_Brano_
>>

Ha un solo difetto, che per quanto abbia fatto non sono mai riuscito a correggere: è agnostico in fatto di calcio. L'ho portato tante volte a vedere la Roma sperando che si accendesse in lui la sana passione dei colori giallorossi, ma senza grandi risultati.
Peggio per lui: non saprà mai quello che si è perso.

mercoledì 17 ottobre 2012

Mi considero un uomo fortunato. Almeno in campo lavorativo. Ho sempre svolto attività che mi piacevano,  e quasi sempre sono stato pagato per svolgerle. Ho scritto di sport e cinema, soprattutto, ma anche di cronaca.
A vent'anni lavoravo per un giornaletto romano che si chiamava Record. Tutte le domeniche andavo sui campetti di periferia a seguire le partite dei campionati dilettanti e poi preparavo un servizio con tabellini, marcatori e un minimo di cronaca. Una volta mi è anche capitato di seguirne due contemporaneamente: c'erano due campi di calcio uno attiguo all'altro e io guardavo di qua e di là cercando di non fare confusione. Ci sono riuscito, ma con gran fatica. Non mi hanno mai pagato.
Poi ho scritto per un paio d'anni sul Corriere dello sport. C'era allora una piccola ma vivace rubrica che si chiamava Cronache romane e mi mandavano di qua e di là a fare articoletti su fatti e personaggi di minima, o nessuna importanza, ma io mi divertivo e intanto mi facevo le ossa. E mi pagavano pure. Ad articolo, naturalmente.

<<

Per ciascuna affermazione, indica sì o no a seconda che concordi con il brano, e cita fra virgolette le parole del brano che lo stabiliscono. (a) Per il giornaletto Record chi scrive veniva pagato. (b) Al Corriere dello sport chi scrive era pagato ad articolo. (c) Chi scrive ha lavorato per il Corriere dello sport per circa dieci anni.

_Contenuto dei dati_
>>

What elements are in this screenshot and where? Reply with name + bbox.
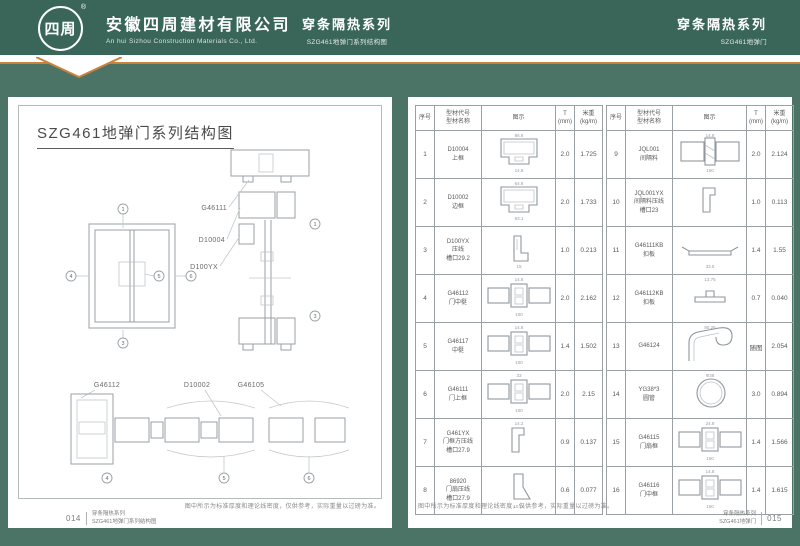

<<

_Risposta_
(a) No: «Non mi hanno mai pagato.»
(b) Sì: «E mi pagavano pure. Ad articolo, naturalmente.»
(c) No: «Poi ho scritto per un paio d'anni sul Corriere dello sport.»